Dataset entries

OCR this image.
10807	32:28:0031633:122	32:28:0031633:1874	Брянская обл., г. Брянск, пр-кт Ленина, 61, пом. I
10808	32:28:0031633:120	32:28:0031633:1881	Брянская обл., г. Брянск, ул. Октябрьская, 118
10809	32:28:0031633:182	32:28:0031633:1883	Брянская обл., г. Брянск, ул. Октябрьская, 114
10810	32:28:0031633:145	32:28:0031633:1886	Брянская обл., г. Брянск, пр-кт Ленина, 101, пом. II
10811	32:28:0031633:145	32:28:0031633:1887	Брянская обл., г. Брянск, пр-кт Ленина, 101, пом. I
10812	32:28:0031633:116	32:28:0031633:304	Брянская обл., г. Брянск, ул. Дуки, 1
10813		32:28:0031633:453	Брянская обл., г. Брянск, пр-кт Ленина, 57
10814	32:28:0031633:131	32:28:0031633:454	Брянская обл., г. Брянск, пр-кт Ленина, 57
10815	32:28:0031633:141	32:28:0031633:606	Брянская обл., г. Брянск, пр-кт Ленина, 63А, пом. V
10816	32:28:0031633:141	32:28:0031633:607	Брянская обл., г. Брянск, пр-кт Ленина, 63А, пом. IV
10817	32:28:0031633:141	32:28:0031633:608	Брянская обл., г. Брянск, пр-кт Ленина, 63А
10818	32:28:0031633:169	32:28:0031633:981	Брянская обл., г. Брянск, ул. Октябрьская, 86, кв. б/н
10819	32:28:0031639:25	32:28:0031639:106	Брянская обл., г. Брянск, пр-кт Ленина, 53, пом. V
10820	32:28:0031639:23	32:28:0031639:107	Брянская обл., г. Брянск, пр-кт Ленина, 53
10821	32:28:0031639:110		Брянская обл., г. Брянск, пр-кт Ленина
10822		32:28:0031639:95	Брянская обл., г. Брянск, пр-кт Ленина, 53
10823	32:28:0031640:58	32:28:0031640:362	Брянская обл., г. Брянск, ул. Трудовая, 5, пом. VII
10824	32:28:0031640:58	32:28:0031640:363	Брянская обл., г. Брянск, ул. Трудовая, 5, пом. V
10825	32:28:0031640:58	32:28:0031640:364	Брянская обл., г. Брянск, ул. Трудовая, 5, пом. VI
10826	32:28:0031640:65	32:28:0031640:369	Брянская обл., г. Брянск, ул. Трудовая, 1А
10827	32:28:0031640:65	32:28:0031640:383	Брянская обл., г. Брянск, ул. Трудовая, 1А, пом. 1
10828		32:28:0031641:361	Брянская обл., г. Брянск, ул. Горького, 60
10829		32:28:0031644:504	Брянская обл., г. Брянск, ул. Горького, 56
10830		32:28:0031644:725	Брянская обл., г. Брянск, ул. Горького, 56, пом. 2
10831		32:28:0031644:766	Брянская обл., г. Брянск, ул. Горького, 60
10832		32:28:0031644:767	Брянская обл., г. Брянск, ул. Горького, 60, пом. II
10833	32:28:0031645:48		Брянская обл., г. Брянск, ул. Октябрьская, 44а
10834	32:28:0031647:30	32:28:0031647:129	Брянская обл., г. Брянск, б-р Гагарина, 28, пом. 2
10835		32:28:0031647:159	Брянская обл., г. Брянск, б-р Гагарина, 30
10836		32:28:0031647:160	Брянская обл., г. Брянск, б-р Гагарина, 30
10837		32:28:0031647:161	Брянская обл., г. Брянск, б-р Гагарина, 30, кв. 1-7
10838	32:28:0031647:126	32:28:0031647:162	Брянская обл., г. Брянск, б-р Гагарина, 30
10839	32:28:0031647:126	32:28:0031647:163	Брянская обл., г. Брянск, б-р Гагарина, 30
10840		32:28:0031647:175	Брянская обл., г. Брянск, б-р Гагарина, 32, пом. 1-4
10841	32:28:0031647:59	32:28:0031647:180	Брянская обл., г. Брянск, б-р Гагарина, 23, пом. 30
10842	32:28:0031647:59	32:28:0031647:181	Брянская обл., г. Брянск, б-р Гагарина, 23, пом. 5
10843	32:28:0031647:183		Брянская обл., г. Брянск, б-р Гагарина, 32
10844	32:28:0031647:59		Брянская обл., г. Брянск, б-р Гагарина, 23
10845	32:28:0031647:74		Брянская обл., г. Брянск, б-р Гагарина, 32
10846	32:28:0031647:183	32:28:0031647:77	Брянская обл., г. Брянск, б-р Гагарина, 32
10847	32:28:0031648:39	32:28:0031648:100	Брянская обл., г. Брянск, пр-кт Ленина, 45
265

• _Instructions to follow_
Using the material above, print every entry exactly as written.

• _Response to this exercise_
OCR this image.
10807	32:28:0031633:122	32:28:0031633:1874	Брянская обл., г. Брянск, пр-кт Ленина, 61, пом. I
10808	32:28:0031633:120	32:28:0031633:1881	Брянская обл., г. Брянск, ул. Октябрьская, 118
10809	32:28:0031633:182	32:28:0031633:1883	Брянская обл., г. Брянск, ул. Октябрьская, 114
10810	32:28:0031633:145	32:28:0031633:1886	Брянская обл., г. Брянск, пр-кт Ленина, 101, пом. II
10811	32:28:0031633:145	32:28:0031633:1887	Брянская обл., г. Брянск, пр-кт Ленина, 101, пом. I
10812	32:28:0031633:116	32:28:0031633:304	Брянская обл., г. Брянск, ул. Дуки, 1
10813		32:28:0031633:453	Брянская обл., г. Брянск, пр-кт Ленина, 57
10814	32:28:0031633:131	32:28:0031633:454	Брянская обл., г. Брянск, пр-кт Ленина, 57
10815	32:28:0031633:141	32:28:0031633:606	Брянская обл., г. Брянск, пр-кт Ленина, 63А, пом. V
10816	32:28:0031633:141	32:28:0031633:607	Брянская обл., г. Брянск, пр-кт Ленина, 63А, пом. IV
10817	32:28:0031633:141	32:28:0031633:608	Брянская обл., г. Брянск, пр-кт Ленина, 63А
10818	32:28:0031633:169	32:28:0031633:981	Брянская обл., г. Брянск, ул. Октябрьская, 86, кв. б/н
10819	32:28:0031639:25	32:28:0031639:106	Брянская обл., г. Брянск, пр-кт Ленина, 53, пом. V
10820	32:28:0031639:23	32:28:0031639:107	Брянская обл., г. Брянск, пр-кт Ленина, 53
10821	32:28:0031639:110		Брянская обл., г. Брянск, пр-кт Ленина
10822		32:28:0031639:95	Брянская обл., г. Брянск, пр-кт Ленина, 53
10823	32:28:0031640:58	32:28:0031640:362	Брянская обл., г. Брянск, ул. Трудовая, 5, пом. VII
10824	32:28:0031640:58	32:28:0031640:363	Брянская обл., г. Брянск, ул. Трудовая, 5, пом. V
10825	32:28:0031640:58	32:28:0031640:364	Брянская обл., г. Брянск, ул. Трудовая, 5, пом. VI
10826	32:28:0031640:65	32:28:0031640:369	Брянская обл., г. Брянск, ул. Трудовая, 1А
10827	32:28:0031640:65	32:28:0031640:383	Брянская обл., г. Брянск, ул. Трудовая, 1А, пом. 1
10828		32:28:0031641:361	Брянская обл., г. Брянск, ул. Горького, 60
10829		32:28:0031644:504	Брянская обл., г. Брянск, ул. Горького, 56
10830		32:28:0031644:725	Брянская обл., г. Брянск, ул. Горького, 56, пом. 2
10831		32:28:0031644:766	Брянская обл., г. Брянск, ул. Горького, 60
10832		32:28:0031644:767	Брянская обл., г. Брянск, ул. Горького, 60, пом. II
10833	32:28:0031645:48		Брянская обл., г. Брянск, ул. Октябрьская, 44а
10834	32:28:0031647:30	32:28:0031647:129	Брянская обл., г. Брянск, б-р Гагарина, 28, пом. 2
10835		32:28:0031647:159	Брянская обл., г. Брянск, б-р Гагарина, 30
10836		32:28:0031647:160	Брянская обл., г. Брянск, б-р Гагарина, 30
10837		32:28:0031647:161	Брянская обл., г. Брянск, б-р Гагарина, 30, кв. 1-7
10838	32:28:0031647:126	32:28:0031647:162	Брянская обл., г. Брянск, б-р Гагарина, 30
10839	32:28:0031647:126	32:28:0031647:163	Брянская обл., г. Брянск, б-р Гагарина, 30
10840		32:28:0031647:175	Брянская обл., г. Брянск, б-р Гагарина, 32, пом. 1-4
10841	32:28:0031647:59	32:28:0031647:180	Брянская обл., г. Брянск, б-р Гагарина, 23, пом. 30
10842	32:28:0031647:59	32:28:0031647:181	Брянская обл., г. Брянск, б-р Гагарина, 23, пом. 5
10843	32:28:0031647:183		Брянская обл., г. Брянск, б-р Гагарина, 32
10844	32:28:0031647:59		Брянская обл., г. Брянск, б-р Гагарина, 23
10845	32:28:0031647:74		Брянская обл., г. Брянск, б-р Гагарина, 32
10846	32:28:0031647:183	32:28:0031647:77	Брянская обл., г. Брянск, б-р Гагарина, 32
10847	32:28:0031648:39	32:28:0031648:100	Брянская обл., г. Брянск, пр-кт Ленина, 45
265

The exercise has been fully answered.